Find the word "text" in the records below. List each line containing it.
>> START Data entries
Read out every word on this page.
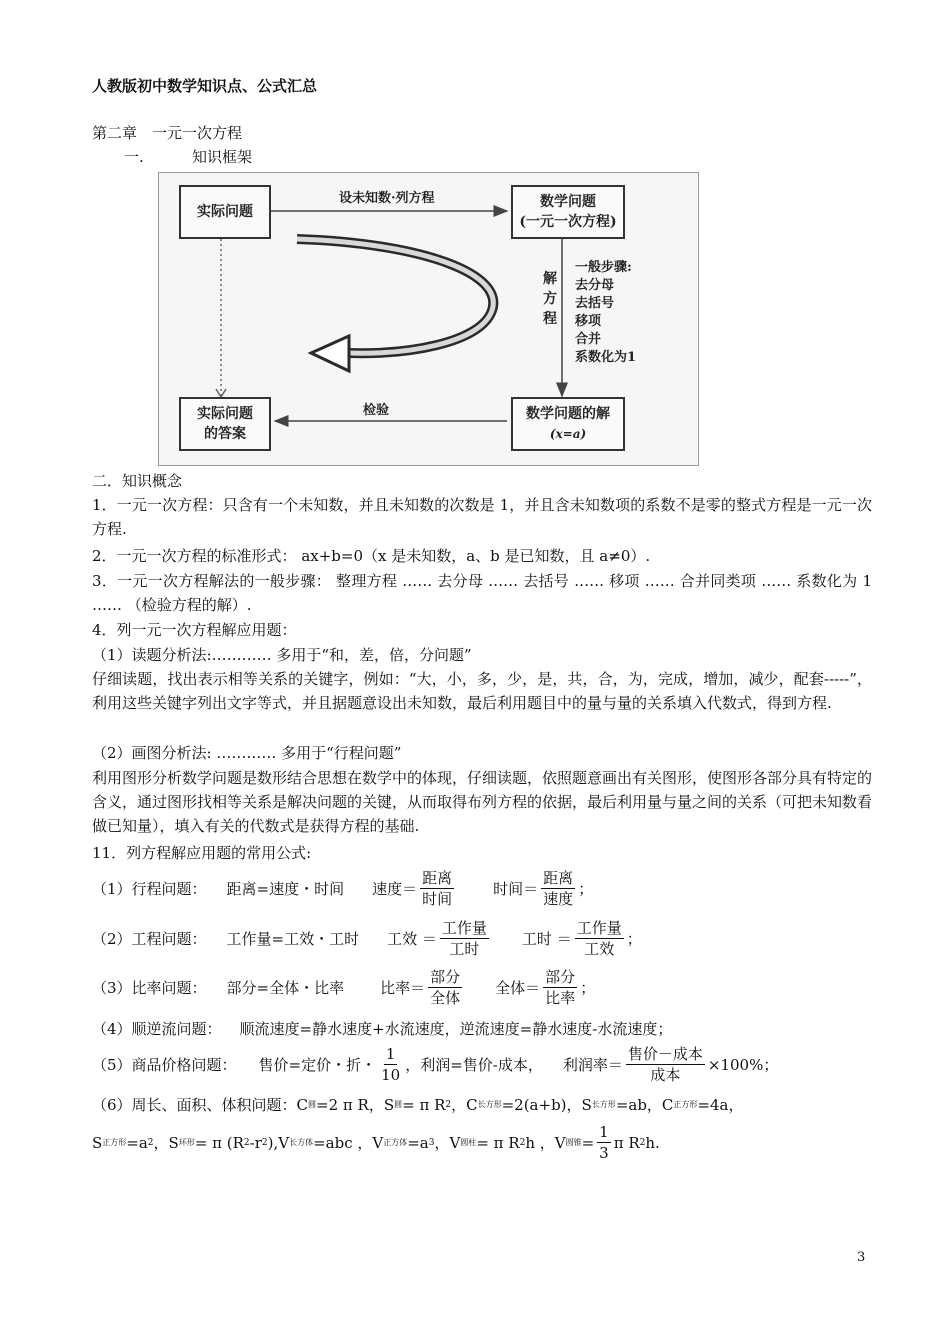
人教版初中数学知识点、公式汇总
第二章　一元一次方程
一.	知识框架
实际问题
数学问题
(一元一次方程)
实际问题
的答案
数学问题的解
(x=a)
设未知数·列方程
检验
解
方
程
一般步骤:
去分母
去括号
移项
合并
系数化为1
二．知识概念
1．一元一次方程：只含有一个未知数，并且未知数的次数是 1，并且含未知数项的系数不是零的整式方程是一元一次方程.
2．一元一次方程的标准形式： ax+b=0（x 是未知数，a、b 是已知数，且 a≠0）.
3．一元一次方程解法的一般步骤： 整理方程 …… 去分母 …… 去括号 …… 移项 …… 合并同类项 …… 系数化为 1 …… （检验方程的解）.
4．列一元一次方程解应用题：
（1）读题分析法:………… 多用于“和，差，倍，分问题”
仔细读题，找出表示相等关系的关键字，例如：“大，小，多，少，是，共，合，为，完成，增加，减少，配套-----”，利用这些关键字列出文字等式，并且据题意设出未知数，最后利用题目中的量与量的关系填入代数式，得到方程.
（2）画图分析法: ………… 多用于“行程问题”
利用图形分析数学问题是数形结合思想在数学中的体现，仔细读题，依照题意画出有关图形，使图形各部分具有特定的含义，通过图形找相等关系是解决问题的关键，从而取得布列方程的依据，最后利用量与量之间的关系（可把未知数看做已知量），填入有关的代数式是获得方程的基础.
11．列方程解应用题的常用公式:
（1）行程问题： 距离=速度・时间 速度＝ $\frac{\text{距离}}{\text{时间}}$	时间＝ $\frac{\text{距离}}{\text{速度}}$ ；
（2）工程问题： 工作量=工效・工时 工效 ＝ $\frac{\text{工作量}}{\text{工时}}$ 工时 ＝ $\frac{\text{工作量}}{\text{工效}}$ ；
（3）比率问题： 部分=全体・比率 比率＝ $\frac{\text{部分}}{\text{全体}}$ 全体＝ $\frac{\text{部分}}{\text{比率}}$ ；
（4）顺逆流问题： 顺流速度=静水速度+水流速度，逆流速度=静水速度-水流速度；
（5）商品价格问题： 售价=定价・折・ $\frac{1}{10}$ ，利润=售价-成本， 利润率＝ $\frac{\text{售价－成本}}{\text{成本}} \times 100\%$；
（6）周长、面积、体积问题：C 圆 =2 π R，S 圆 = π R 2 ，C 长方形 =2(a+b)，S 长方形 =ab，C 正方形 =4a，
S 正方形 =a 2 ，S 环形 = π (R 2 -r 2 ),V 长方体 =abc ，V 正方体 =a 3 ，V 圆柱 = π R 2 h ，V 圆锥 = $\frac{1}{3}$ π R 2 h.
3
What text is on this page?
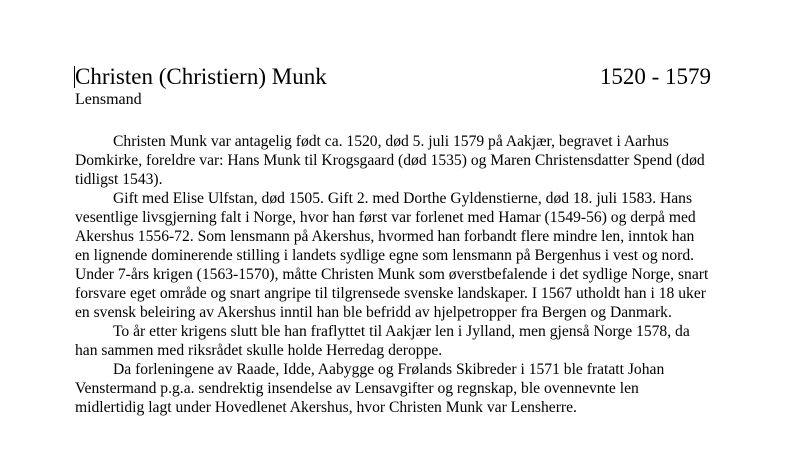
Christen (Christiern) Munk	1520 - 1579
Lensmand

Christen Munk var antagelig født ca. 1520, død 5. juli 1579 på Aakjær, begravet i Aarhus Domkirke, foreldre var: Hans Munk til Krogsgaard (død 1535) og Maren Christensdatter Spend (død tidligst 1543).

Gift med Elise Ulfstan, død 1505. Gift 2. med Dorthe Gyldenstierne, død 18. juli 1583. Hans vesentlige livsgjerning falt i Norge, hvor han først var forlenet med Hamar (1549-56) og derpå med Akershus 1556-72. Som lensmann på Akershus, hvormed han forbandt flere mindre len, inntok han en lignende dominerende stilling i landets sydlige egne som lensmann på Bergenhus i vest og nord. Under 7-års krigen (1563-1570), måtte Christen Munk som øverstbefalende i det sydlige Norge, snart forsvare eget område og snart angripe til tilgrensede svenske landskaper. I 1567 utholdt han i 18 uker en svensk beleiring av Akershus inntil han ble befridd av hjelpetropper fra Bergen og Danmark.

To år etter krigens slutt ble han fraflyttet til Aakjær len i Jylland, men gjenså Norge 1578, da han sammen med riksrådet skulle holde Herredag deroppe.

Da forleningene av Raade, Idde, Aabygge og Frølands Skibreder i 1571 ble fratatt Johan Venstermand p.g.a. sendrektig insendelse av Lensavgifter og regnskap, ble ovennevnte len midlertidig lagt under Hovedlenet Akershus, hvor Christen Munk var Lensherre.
>> END Data entries
>> START Data entries
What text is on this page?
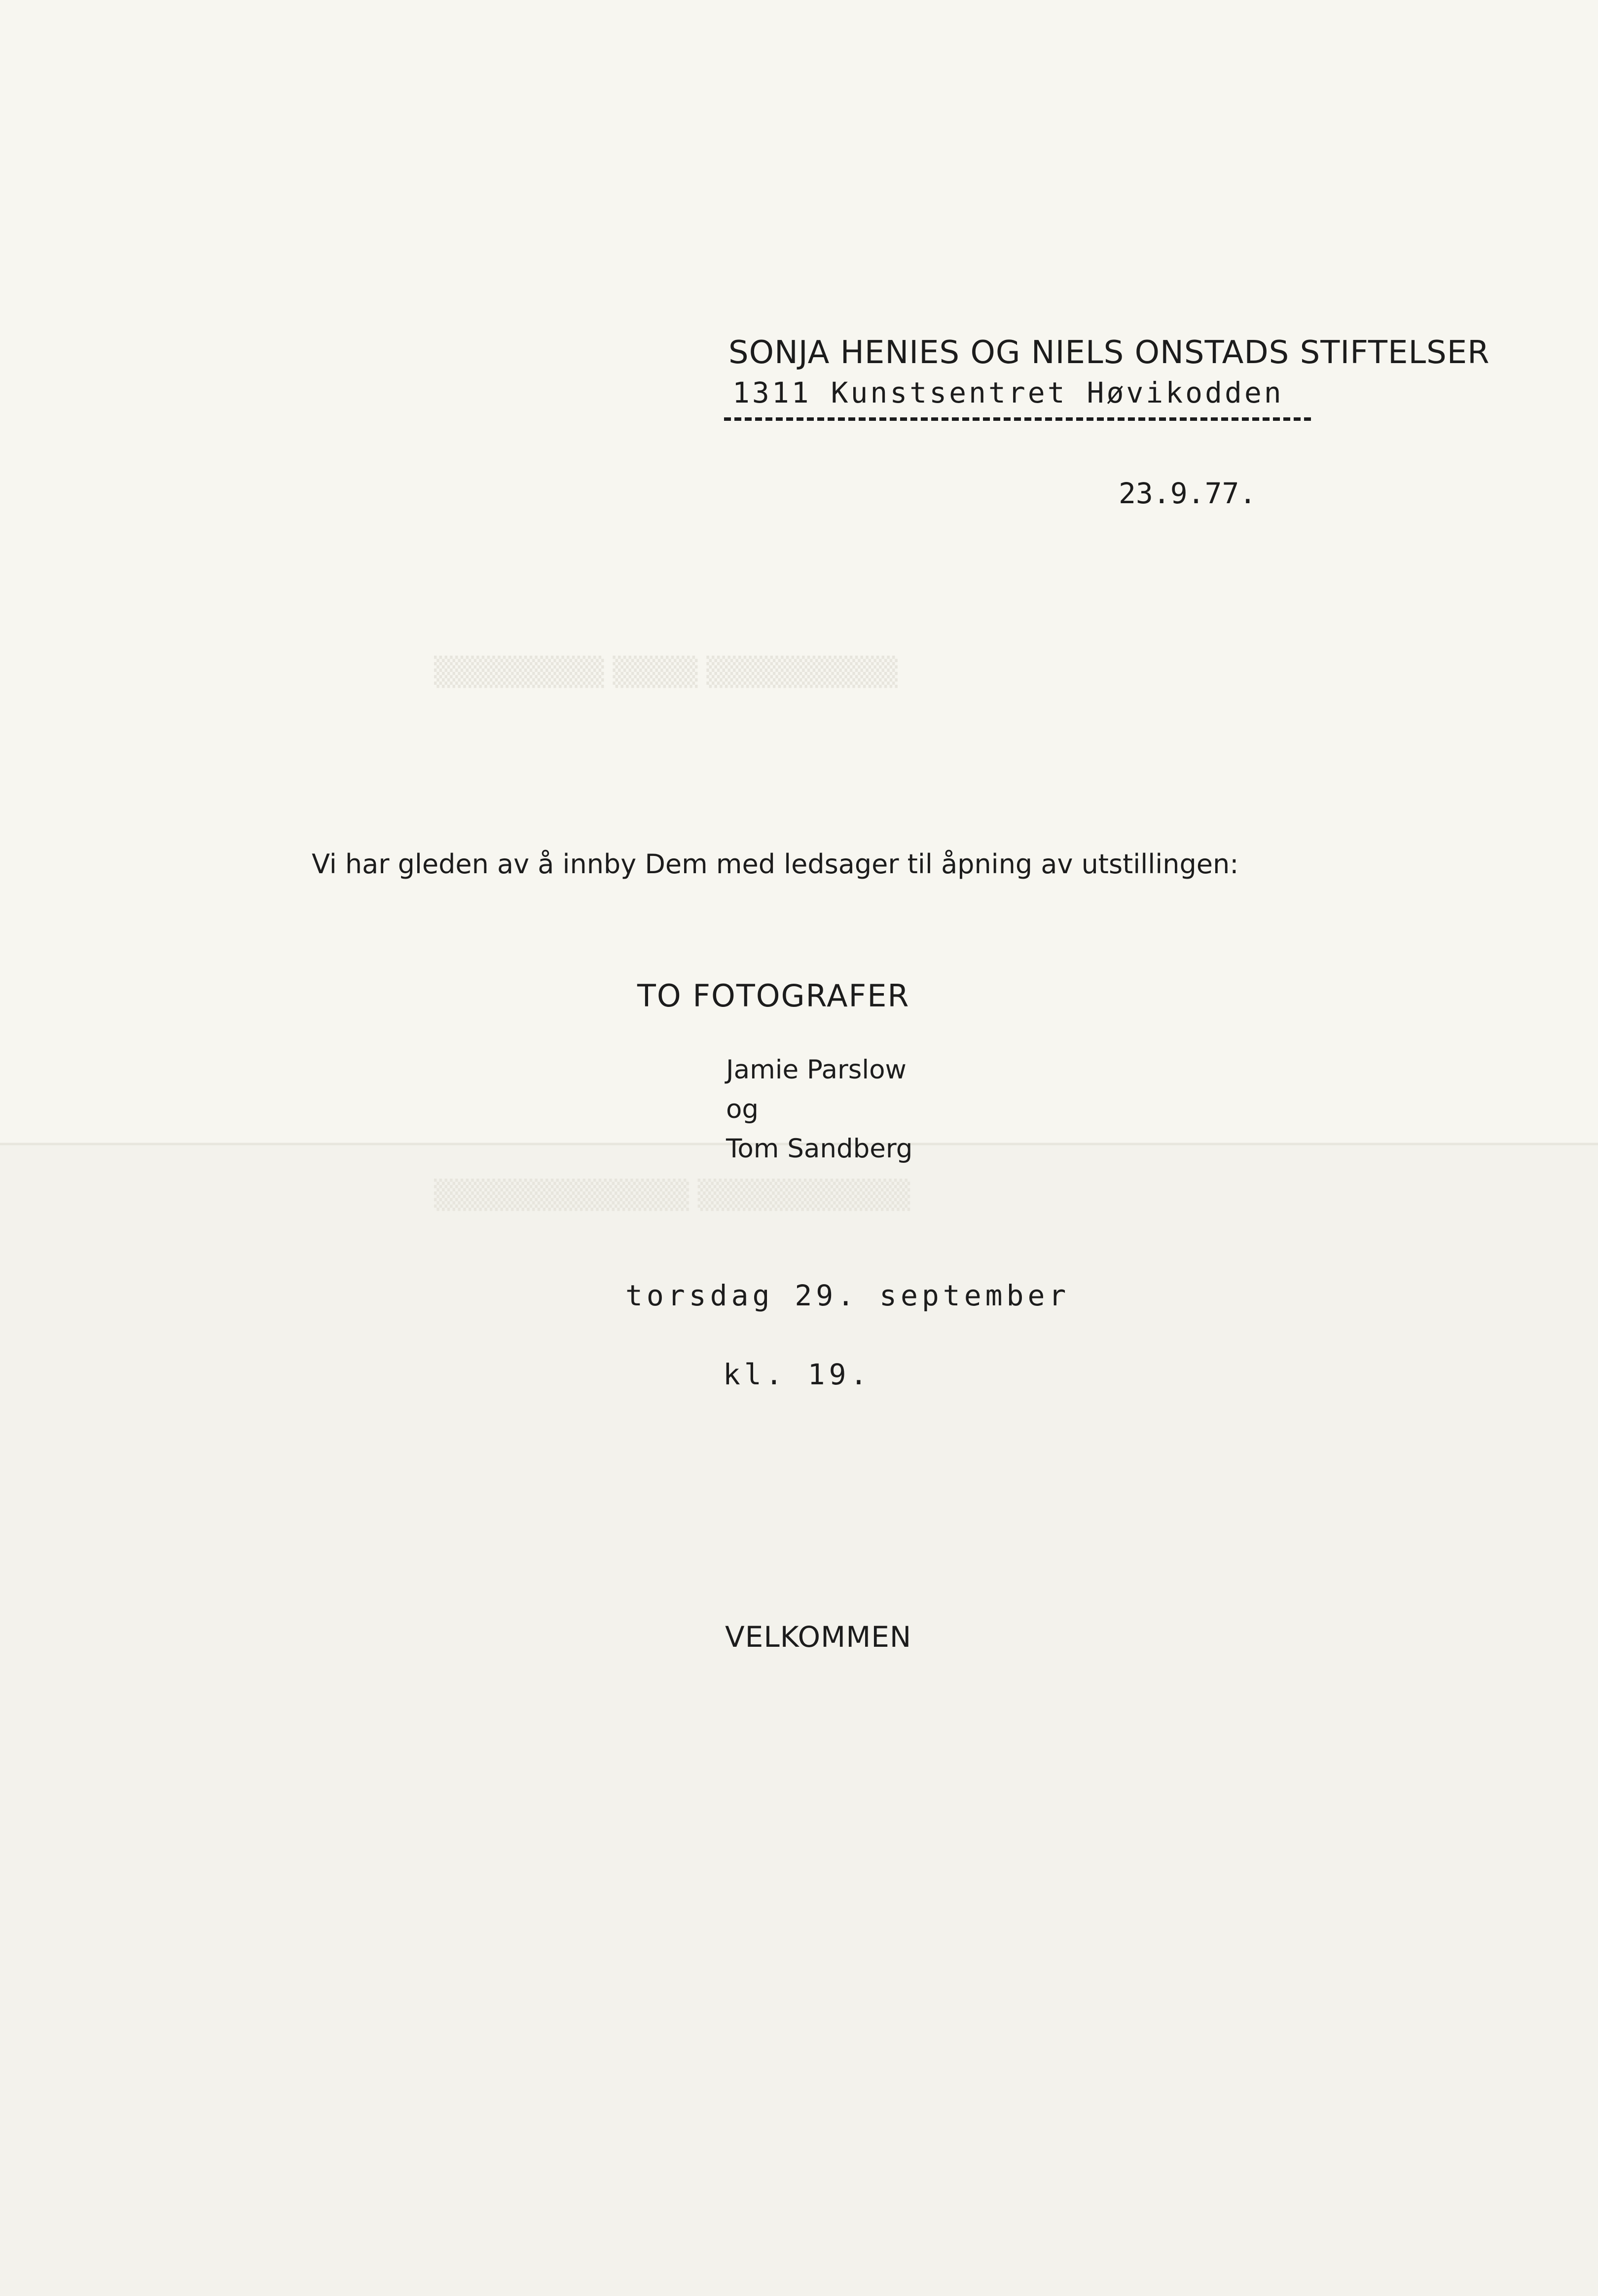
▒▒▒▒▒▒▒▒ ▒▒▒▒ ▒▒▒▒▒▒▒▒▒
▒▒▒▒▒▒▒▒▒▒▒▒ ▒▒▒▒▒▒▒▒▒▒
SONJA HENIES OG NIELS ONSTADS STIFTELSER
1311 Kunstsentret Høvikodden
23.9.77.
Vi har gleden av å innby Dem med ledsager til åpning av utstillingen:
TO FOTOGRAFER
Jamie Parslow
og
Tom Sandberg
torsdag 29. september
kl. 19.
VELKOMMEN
>> END Data entries
**Result for this task**
（1）行程问题： 距离=速度・时间 速度＝ $\frac{\text{距离}}{\text{时间}}$	时间＝ $\frac{\text{距离}}{\text{速度}}$ ；
（2）工程问题： 工作量=工效・工时 工效 ＝ $\frac{\text{工作量}}{\text{工时}}$ 工时 ＝ $\frac{\text{工作量}}{\text{工效}}$ ；
（3）比率问题： 部分=全体・比率 比率＝ $\frac{\text{部分}}{\text{全体}}$ 全体＝ $\frac{\text{部分}}{\text{比率}}$ ；
（5）商品价格问题： 售价=定价・折・ $\frac{1}{10}$ ，利润=售价-成本， 利润率＝ $\frac{\text{售价－成本}}{\text{成本}} \times 100\%$；
What text is on this page?
What text is on this page?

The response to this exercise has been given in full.